▶ [Stated goal]
Pick out every line holding the string "محمد" and copy it.
[START OF Dataset content]
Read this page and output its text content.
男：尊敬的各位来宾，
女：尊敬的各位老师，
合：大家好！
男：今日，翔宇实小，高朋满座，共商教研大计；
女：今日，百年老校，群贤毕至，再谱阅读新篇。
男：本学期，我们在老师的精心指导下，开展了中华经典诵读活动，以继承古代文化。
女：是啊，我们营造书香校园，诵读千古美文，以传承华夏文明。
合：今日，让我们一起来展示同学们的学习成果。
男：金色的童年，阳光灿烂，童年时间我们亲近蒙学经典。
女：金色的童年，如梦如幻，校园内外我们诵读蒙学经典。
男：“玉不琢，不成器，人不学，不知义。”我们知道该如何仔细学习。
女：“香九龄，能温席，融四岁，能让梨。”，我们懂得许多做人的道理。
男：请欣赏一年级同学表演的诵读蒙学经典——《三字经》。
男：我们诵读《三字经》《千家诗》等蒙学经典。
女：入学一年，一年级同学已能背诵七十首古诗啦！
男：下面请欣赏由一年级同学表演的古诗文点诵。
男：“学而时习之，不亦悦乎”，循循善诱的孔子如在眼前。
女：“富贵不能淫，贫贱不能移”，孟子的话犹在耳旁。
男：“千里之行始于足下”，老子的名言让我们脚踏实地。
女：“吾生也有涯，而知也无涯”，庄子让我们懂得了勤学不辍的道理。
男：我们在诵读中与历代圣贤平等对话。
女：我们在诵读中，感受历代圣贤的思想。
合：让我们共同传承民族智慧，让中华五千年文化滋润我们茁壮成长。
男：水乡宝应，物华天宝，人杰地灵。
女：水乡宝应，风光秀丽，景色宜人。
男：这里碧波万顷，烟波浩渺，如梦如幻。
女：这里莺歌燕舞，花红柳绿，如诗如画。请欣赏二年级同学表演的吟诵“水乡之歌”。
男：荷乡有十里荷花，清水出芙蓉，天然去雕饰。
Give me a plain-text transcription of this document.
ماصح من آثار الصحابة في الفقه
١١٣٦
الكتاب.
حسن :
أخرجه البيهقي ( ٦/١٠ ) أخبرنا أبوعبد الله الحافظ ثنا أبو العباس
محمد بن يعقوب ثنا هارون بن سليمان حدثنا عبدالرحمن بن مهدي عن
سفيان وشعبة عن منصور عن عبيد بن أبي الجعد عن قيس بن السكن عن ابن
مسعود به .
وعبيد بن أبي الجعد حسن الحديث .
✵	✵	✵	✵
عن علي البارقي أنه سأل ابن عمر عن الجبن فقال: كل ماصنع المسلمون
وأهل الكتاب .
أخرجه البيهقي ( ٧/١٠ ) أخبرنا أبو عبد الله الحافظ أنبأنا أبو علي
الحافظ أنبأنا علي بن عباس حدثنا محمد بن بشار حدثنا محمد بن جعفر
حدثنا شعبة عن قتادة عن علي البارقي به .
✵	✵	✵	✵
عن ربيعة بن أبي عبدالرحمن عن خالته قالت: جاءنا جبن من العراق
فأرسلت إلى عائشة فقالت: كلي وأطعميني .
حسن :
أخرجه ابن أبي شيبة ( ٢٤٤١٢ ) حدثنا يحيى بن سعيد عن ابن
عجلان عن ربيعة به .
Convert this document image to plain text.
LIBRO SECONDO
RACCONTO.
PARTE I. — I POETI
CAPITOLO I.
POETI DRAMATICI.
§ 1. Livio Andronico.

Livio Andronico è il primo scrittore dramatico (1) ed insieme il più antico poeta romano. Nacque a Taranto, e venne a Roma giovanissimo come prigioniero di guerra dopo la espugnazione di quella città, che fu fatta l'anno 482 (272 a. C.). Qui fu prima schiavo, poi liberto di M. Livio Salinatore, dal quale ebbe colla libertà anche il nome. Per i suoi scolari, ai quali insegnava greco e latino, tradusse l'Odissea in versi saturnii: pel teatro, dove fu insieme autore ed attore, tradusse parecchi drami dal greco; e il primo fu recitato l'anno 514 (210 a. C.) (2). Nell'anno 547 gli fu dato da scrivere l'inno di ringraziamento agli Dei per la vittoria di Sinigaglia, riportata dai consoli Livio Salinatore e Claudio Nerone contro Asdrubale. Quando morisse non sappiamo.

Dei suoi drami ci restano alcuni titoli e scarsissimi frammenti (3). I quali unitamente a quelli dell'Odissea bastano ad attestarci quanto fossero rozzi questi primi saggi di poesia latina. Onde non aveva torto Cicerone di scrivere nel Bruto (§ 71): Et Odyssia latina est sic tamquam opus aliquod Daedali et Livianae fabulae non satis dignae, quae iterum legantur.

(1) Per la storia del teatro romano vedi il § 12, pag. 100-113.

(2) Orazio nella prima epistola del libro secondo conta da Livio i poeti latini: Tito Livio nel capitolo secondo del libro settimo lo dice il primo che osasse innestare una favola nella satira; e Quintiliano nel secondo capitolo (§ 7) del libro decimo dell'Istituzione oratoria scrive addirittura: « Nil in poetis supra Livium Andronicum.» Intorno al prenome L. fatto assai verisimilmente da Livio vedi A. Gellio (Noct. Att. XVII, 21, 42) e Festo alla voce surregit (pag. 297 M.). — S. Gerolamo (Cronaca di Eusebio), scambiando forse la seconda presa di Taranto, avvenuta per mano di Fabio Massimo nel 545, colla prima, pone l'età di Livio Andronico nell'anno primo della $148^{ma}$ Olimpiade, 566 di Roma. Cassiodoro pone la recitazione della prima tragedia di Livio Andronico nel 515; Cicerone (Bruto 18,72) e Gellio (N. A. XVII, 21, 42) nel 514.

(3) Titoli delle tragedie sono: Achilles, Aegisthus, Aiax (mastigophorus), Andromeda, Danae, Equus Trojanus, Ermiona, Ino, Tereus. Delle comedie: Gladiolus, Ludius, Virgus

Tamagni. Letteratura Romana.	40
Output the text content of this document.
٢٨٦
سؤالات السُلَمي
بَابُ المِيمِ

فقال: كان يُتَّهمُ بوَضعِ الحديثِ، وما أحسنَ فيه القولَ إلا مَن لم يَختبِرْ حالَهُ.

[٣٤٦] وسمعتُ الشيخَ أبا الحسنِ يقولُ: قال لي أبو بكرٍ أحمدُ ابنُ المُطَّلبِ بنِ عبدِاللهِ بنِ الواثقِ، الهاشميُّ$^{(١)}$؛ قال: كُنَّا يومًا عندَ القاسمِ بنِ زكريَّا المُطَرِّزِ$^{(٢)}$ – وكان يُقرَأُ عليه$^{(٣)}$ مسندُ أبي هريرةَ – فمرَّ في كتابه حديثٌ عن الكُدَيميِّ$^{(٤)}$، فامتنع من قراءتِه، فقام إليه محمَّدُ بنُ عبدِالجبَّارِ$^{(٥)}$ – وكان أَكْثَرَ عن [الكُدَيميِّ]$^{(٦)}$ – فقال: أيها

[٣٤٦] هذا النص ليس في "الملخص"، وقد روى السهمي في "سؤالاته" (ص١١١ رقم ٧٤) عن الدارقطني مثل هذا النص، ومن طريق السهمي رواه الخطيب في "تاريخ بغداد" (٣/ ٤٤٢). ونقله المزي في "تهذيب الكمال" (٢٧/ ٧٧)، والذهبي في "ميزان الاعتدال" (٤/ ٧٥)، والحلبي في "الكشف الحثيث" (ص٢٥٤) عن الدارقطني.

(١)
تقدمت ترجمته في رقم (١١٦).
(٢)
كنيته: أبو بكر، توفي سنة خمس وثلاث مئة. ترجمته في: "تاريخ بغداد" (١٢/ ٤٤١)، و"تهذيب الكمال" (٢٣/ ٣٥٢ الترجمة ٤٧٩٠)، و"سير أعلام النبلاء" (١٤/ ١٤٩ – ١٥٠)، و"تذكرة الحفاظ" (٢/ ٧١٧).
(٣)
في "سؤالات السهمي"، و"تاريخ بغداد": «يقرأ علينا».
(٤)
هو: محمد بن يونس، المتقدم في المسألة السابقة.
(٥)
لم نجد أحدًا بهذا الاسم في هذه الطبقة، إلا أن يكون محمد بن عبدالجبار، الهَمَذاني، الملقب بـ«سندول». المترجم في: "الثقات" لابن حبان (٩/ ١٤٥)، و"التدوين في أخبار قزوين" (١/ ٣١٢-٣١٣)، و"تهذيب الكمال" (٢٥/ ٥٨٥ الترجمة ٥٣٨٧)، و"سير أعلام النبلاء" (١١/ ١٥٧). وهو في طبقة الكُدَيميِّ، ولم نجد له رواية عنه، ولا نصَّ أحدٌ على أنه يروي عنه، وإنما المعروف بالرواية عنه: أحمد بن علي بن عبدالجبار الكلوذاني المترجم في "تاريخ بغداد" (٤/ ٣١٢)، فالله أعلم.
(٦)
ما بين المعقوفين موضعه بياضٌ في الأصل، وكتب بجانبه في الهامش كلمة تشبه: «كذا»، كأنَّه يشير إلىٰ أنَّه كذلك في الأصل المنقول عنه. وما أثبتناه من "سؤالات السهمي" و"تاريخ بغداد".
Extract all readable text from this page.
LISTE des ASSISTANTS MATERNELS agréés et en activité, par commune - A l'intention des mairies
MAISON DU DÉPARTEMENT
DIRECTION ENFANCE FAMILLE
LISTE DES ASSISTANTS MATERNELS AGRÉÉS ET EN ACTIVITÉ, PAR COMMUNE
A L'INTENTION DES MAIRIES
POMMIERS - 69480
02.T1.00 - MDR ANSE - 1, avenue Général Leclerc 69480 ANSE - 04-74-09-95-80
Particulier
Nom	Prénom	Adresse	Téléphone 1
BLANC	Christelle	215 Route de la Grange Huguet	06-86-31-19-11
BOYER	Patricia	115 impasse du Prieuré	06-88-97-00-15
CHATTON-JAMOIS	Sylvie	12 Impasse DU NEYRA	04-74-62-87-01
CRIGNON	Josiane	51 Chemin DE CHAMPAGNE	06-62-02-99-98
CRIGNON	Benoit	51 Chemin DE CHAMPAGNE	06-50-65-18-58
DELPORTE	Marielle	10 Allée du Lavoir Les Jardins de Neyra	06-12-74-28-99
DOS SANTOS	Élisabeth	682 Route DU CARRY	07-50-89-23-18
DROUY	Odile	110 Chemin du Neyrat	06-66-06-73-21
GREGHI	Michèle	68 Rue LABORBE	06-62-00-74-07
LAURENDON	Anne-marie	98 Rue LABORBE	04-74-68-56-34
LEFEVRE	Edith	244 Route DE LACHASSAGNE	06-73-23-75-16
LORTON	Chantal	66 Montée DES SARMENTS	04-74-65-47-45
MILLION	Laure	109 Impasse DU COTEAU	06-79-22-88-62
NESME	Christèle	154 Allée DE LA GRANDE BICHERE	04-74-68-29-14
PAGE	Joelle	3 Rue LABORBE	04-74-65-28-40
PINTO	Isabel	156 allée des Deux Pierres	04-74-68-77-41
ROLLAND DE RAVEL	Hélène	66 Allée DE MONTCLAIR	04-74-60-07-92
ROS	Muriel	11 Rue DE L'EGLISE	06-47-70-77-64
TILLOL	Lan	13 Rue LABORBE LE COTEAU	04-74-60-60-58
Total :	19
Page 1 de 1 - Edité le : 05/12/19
[END OF Dataset content]
▶ [Completed exercise]
محمد بن يعقوب ثنا هارون بن سليمان حدثنا عبدالرحمن بن مهدي عن
الحافظ أنبأنا علي بن عباس حدثنا محمد بن بشار حدثنا محمد بن جعفر
هو: محمد بن يونس، المتقدم في المسألة السابقة.
لم نجد أحدًا بهذا الاسم في هذه الطبقة، إلا أن يكون محمد بن عبدالجبار، الهَمَذاني، الملقب بـ«سندول». المترجم في: "الثقات" لابن حبان (٩/ ١٤٥)، و"التدوين في أخبار قزوين" (١/ ٣١٢-٣١٣)، و"تهذيب الكمال" (٢٥/ ٥٨٥ الترجمة ٥٣٨٧)، و"سير أعلام النبلاء" (١١/ ١٥٧). وهو في طبقة الكُدَيميِّ، ولم نجد له رواية عنه، ولا نصَّ أحدٌ على أنه يروي عنه، وإنما المعروف بالرواية عنه: أحمد بن علي بن عبدالجبار الكلوذاني المترجم في "تاريخ بغداد" (٤/ ٣١٢)، فالله أعلم.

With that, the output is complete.